* **Text section**:
Ingredients
Scale
- 20 large pasta shells
- 1 cup ricotta cheese
- 2 cups fresh baby spinach
- 1 cup shredded mozzarella cheese
- 1/4 cup grated Parmesan cheese
- 1 cup marinara sauce
- 2 cloves garlic, minced
- 1 tablespoon olive oil
- Salt and pepper to taste
Instructions
- Cook the pasta shells in salted boiling water until al dente (about 8 minutes). Drain and set aside.
- In a pan over medium heat, heat olive oil. Sauté minced garlic until fragrant (about 1 minute), then add spinach, cooking until wilted.
- In a mixing bowl, combine ricotta cheese, sautéed spinach, mozzarella cheese, Parmesan cheese, salt, and pepper. Mix until smooth.
- Preheat the oven to 375°F (190°C). Stuff each shell with the filling mixture.

* **Task set**:
(1) Copy the part of the stuffed shells recipe between "- In a pan over" and "Mix until smooth.", inclusive.
(2) Write the next steps of the stuffed shells recipe, picking up after its final instruction.
The items that follow come from a separate source, unrelated to the stuffed shells recipe.

* **Record list**:
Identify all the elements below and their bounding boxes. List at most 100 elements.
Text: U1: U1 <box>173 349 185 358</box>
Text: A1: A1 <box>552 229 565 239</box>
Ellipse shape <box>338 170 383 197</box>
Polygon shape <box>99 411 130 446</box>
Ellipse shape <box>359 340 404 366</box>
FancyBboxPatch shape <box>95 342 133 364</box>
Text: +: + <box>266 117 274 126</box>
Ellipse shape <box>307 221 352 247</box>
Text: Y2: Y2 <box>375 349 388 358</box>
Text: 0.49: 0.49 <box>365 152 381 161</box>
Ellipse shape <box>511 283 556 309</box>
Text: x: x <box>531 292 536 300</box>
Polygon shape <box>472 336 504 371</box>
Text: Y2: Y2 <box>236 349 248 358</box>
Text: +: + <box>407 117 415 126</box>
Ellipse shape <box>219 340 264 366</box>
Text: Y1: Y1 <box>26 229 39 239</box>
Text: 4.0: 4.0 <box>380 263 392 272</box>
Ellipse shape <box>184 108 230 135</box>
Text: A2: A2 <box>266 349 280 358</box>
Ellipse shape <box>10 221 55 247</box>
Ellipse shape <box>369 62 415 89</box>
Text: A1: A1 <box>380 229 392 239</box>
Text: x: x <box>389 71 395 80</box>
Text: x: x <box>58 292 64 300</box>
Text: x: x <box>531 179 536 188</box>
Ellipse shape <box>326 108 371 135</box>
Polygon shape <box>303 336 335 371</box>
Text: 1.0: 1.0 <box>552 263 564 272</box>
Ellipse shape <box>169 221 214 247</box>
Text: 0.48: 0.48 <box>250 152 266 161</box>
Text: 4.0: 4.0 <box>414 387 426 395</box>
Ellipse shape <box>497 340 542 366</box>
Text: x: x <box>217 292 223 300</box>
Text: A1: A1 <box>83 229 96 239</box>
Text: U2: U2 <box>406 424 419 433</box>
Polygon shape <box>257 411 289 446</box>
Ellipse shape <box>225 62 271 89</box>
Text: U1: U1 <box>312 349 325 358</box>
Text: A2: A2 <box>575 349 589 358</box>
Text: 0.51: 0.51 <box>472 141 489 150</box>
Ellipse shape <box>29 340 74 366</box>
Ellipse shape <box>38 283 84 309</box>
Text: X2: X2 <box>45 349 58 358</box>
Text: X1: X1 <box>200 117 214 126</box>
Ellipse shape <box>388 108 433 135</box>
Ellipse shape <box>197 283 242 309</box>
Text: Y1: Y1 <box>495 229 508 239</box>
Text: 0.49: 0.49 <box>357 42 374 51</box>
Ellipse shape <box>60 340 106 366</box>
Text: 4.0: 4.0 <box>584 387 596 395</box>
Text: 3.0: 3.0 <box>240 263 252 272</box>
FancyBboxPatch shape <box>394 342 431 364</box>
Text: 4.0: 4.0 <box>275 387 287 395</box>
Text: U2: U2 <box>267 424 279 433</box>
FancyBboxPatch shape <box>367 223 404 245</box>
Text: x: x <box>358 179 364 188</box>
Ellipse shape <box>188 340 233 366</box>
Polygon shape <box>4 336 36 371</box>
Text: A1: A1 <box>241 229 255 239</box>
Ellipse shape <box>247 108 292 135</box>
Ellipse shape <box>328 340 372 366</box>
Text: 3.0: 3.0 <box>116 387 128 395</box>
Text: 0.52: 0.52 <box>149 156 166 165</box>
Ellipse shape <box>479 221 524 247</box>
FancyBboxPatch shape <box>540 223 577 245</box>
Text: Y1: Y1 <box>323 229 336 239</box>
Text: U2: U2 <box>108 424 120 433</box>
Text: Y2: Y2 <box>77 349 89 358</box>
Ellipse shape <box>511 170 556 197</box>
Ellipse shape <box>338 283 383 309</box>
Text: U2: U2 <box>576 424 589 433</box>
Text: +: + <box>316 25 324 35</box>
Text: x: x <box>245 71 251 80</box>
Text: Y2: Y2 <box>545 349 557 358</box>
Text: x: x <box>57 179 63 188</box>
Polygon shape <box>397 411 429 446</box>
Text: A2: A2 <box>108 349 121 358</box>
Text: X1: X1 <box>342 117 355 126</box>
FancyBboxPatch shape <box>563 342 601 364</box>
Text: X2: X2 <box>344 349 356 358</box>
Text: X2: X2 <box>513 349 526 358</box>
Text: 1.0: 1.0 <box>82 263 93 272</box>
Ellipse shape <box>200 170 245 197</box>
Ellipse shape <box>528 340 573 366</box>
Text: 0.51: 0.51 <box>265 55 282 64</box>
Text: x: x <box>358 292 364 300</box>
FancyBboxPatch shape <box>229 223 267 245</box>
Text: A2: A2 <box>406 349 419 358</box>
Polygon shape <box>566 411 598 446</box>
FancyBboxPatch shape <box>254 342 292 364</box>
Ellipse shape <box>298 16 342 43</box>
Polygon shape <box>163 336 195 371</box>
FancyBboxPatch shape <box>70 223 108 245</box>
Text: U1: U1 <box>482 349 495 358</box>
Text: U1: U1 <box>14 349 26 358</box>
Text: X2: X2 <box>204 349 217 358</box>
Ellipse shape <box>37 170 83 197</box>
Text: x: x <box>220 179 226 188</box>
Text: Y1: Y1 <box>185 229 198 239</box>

* **Answers to each task**:
(1)
- In a pan over medium heat, heat olive oil. Sauté minced garlic until fragrant (about 1 minute), then add spinach, cooking until wilted.
- In a mixing bowl, combine ricotta cheese, sautéed spinach, mozzarella cheese, Parmesan cheese, salt, and pepper. Mix until smooth.

(2)
- Spread half of the marinara sauce on the bottom of a baking dish. Arrange stuffed shells in a single layer and top with remaining sauce and extra mozzarella if desired.
- Cover with foil and bake for 20 minutes; remove foil and bake an additional 5 minutes until bubbly.
- Prep Time: 15 minutes
- Cook Time: 25 minutes
- Category: Main
- Method: Baking
- Cuisine: Italian
Nutrition
- Serving Size: 2 stuffed shells (170g)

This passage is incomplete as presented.